* _Instruction_:
Please print every record below exactly as it appears.

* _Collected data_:
☆ ☆ ☆ ☆
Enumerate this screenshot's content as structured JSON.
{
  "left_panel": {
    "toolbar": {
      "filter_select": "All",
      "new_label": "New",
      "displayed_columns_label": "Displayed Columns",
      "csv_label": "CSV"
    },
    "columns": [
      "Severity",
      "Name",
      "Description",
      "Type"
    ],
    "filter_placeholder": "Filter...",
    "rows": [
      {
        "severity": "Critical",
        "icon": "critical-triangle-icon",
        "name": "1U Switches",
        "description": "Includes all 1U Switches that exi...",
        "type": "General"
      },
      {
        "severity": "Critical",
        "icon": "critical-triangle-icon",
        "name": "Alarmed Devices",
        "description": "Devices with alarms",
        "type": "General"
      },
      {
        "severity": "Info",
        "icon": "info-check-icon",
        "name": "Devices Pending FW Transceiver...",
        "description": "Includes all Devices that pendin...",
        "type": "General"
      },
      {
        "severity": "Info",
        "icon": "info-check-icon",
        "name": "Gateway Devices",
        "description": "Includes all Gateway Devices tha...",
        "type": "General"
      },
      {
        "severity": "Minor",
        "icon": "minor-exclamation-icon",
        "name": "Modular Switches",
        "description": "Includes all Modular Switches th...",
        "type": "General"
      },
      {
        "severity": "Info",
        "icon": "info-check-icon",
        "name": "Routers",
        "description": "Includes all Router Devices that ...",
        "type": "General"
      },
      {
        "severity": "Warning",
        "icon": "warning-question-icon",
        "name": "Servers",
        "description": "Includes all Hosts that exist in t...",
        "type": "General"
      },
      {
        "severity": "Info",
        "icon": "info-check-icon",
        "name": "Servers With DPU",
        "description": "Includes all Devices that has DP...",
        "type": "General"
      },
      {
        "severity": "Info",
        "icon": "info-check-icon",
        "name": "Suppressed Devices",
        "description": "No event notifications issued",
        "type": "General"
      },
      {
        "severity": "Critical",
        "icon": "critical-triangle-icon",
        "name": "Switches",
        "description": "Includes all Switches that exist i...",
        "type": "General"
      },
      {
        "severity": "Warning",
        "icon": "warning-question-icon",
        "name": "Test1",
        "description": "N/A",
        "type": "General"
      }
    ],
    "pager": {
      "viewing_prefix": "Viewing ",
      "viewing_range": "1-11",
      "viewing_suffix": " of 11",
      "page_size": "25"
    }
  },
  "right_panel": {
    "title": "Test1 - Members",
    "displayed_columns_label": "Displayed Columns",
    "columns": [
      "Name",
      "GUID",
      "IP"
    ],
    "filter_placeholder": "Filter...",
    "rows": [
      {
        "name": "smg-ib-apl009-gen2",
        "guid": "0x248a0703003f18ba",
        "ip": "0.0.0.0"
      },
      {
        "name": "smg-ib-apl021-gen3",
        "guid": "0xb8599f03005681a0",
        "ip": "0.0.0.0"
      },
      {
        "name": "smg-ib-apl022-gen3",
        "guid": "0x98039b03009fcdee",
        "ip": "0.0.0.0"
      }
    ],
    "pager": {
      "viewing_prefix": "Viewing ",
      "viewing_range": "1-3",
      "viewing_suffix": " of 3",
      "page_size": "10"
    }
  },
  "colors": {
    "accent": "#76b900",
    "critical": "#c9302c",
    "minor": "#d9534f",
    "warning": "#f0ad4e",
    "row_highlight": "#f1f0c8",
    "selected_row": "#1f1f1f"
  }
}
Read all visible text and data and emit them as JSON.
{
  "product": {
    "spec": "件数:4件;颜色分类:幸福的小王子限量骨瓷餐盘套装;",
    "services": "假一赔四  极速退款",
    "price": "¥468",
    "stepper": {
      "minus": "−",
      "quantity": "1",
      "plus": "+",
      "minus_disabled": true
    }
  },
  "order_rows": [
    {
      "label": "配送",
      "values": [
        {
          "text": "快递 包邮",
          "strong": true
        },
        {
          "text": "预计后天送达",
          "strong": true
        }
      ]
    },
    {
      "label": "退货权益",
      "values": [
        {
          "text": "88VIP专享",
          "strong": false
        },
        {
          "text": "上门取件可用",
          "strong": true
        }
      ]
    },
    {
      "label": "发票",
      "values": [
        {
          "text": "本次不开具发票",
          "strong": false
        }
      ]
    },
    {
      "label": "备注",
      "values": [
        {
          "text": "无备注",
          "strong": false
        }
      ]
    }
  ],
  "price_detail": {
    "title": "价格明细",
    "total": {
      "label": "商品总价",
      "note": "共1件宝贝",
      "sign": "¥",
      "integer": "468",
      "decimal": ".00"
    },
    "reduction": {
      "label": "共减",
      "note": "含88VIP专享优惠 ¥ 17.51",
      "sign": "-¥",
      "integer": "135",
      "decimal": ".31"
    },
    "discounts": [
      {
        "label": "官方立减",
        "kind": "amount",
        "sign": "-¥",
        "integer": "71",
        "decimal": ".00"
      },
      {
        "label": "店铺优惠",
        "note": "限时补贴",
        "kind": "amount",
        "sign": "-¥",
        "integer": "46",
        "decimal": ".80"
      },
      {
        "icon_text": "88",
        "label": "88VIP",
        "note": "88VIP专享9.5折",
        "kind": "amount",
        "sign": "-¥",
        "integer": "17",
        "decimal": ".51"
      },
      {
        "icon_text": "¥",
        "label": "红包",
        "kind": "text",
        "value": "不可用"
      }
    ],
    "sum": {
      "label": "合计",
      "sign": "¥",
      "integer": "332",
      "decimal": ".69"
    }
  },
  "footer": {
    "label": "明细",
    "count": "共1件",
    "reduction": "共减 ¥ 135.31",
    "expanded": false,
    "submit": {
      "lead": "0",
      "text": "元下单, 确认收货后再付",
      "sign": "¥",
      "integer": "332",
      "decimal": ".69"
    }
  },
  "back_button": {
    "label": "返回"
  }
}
☆ ☆ ☆ ☆
* _Solution for this problem_:
Enumerate this screenshot's content as structured JSON.
{
  "left_panel": {
    "toolbar": {
      "filter_select": "All",
      "new_label": "New",
      "displayed_columns_label": "Displayed Columns",
      "csv_label": "CSV"
    },
    "columns": [
      "Severity",
      "Name",
      "Description",
      "Type"
    ],
    "filter_placeholder": "Filter...",
    "rows": [
      {
        "severity": "Critical",
        "icon": "critical-triangle-icon",
        "name": "1U Switches",
        "description": "Includes all 1U Switches that exi...",
        "type": "General"
      },
      {
        "severity": "Critical",
        "icon": "critical-triangle-icon",
        "name": "Alarmed Devices",
        "description": "Devices with alarms",
        "type": "General"
      },
      {
        "severity": "Info",
        "icon": "info-check-icon",
        "name": "Devices Pending FW Transceiver...",
        "description": "Includes all Devices that pendin...",
        "type": "General"
      },
      {
        "severity": "Info",
        "icon": "info-check-icon",
        "name": "Gateway Devices",
        "description": "Includes all Gateway Devices tha...",
        "type": "General"
      },
      {
        "severity": "Minor",
        "icon": "minor-exclamation-icon",
        "name": "Modular Switches",
        "description": "Includes all Modular Switches th...",
        "type": "General"
      },
      {
        "severity": "Info",
        "icon": "info-check-icon",
        "name": "Routers",
        "description": "Includes all Router Devices that ...",
        "type": "General"
      },
      {
        "severity": "Warning",
        "icon": "warning-question-icon",
        "name": "Servers",
        "description": "Includes all Hosts that exist in t...",
        "type": "General"
      },
      {
        "severity": "Info",
        "icon": "info-check-icon",
        "name": "Servers With DPU",
        "description": "Includes all Devices that has DP...",
        "type": "General"
      },
      {
        "severity": "Info",
        "icon": "info-check-icon",
        "name": "Suppressed Devices",
        "description": "No event notifications issued",
        "type": "General"
      },
      {
        "severity": "Critical",
        "icon": "critical-triangle-icon",
        "name": "Switches",
        "description": "Includes all Switches that exist i...",
        "type": "General"
      },
      {
        "severity": "Warning",
        "icon": "warning-question-icon",
        "name": "Test1",
        "description": "N/A",
        "type": "General"
      }
    ],
    "pager": {
      "viewing_prefix": "Viewing ",
      "viewing_range": "1-11",
      "viewing_suffix": " of 11",
      "page_size": "25"
    }
  },
  "right_panel": {
    "title": "Test1 - Members",
    "displayed_columns_label": "Displayed Columns",
    "columns": [
      "Name",
      "GUID",
      "IP"
    ],
    "filter_placeholder": "Filter...",
    "rows": [
      {
        "name": "smg-ib-apl009-gen2",
        "guid": "0x248a0703003f18ba",
        "ip": "0.0.0.0"
      },
      {
        "name": "smg-ib-apl021-gen3",
        "guid": "0xb8599f03005681a0",
        "ip": "0.0.0.0"
      },
      {
        "name": "smg-ib-apl022-gen3",
        "guid": "0x98039b03009fcdee",
        "ip": "0.0.0.0"
      }
    ],
    "pager": {
      "viewing_prefix": "Viewing ",
      "viewing_range": "1-3",
      "viewing_suffix": " of 3",
      "page_size": "10"
    }
  },
  "colors": {
    "accent": "#76b900",
    "critical": "#c9302c",
    "minor": "#d9534f",
    "warning": "#f0ad4e",
    "row_highlight": "#f1f0c8",
    "selected_row": "#1f1f1f"
  }
}
Read all visible text and data and emit them as JSON.
{
  "product": {
    "spec": "件数:4件;颜色分类:幸福的小王子限量骨瓷餐盘套装;",
    "services": "假一赔四  极速退款",
    "price": "¥468",
    "stepper": {
      "minus": "−",
      "quantity": "1",
      "plus": "+",
      "minus_disabled": true
    }
  },
  "order_rows": [
    {
      "label": "配送",
      "values": [
        {
          "text": "快递 包邮",
          "strong": true
        },
        {
          "text": "预计后天送达",
          "strong": true
        }
      ]
    },
    {
      "label": "退货权益",
      "values": [
        {
          "text": "88VIP专享",
          "strong": false
        },
        {
          "text": "上门取件可用",
          "strong": true
        }
      ]
    },
    {
      "label": "发票",
      "values": [
        {
          "text": "本次不开具发票",
          "strong": false
        }
      ]
    },
    {
      "label": "备注",
      "values": [
        {
          "text": "无备注",
          "strong": false
        }
      ]
    }
  ],
  "price_detail": {
    "title": "价格明细",
    "total": {
      "label": "商品总价",
      "note": "共1件宝贝",
      "sign": "¥",
      "integer": "468",
      "decimal": ".00"
    },
    "reduction": {
      "label": "共减",
      "note": "含88VIP专享优惠 ¥ 17.51",
      "sign": "-¥",
      "integer": "135",
      "decimal": ".31"
    },
    "discounts": [
      {
        "label": "官方立减",
        "kind": "amount",
        "sign": "-¥",
        "integer": "71",
        "decimal": ".00"
      },
      {
        "label": "店铺优惠",
        "note": "限时补贴",
        "kind": "amount",
        "sign": "-¥",
        "integer": "46",
        "decimal": ".80"
      },
      {
        "icon_text": "88",
        "label": "88VIP",
        "note": "88VIP专享9.5折",
        "kind": "amount",
        "sign": "-¥",
        "integer": "17",
        "decimal": ".51"
      },
      {
        "icon_text": "¥",
        "label": "红包",
        "kind": "text",
        "value": "不可用"
      }
    ],
    "sum": {
      "label": "合计",
      "sign": "¥",
      "integer": "332",
      "decimal": ".69"
    }
  },
  "footer": {
    "label": "明细",
    "count": "共1件",
    "reduction": "共减 ¥ 135.31",
    "expanded": false,
    "submit": {
      "lead": "0",
      "text": "元下单, 确认收货后再付",
      "sign": "¥",
      "integer": "332",
      "decimal": ".69"
    }
  },
  "back_button": {
    "label": "返回"
  }
}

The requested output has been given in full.